___ Recorded data ___

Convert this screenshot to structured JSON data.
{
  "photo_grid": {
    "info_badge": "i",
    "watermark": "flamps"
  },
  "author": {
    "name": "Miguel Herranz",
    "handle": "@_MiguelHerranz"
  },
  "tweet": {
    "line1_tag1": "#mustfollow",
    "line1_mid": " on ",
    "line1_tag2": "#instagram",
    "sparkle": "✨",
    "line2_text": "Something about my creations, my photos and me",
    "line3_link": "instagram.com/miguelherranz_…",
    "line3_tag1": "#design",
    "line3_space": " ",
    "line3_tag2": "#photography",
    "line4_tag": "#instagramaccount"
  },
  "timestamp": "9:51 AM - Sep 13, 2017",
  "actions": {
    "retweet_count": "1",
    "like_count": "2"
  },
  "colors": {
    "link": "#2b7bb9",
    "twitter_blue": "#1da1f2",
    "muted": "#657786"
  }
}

___

→ Request
Please restate the whole listing word for word.

→ Response to this task
Convert this screenshot to structured JSON data.
{
  "photo_grid": {
    "info_badge": "i",
    "watermark": "flamps"
  },
  "author": {
    "name": "Miguel Herranz",
    "handle": "@_MiguelHerranz"
  },
  "tweet": {
    "line1_tag1": "#mustfollow",
    "line1_mid": " on ",
    "line1_tag2": "#instagram",
    "sparkle": "✨",
    "line2_text": "Something about my creations, my photos and me",
    "line3_link": "instagram.com/miguelherranz_…",
    "line3_tag1": "#design",
    "line3_space": " ",
    "line3_tag2": "#photography",
    "line4_tag": "#instagramaccount"
  },
  "timestamp": "9:51 AM - Sep 13, 2017",
  "actions": {
    "retweet_count": "1",
    "like_count": "2"
  },
  "colors": {
    "link": "#2b7bb9",
    "twitter_blue": "#1da1f2",
    "muted": "#657786"
  }
}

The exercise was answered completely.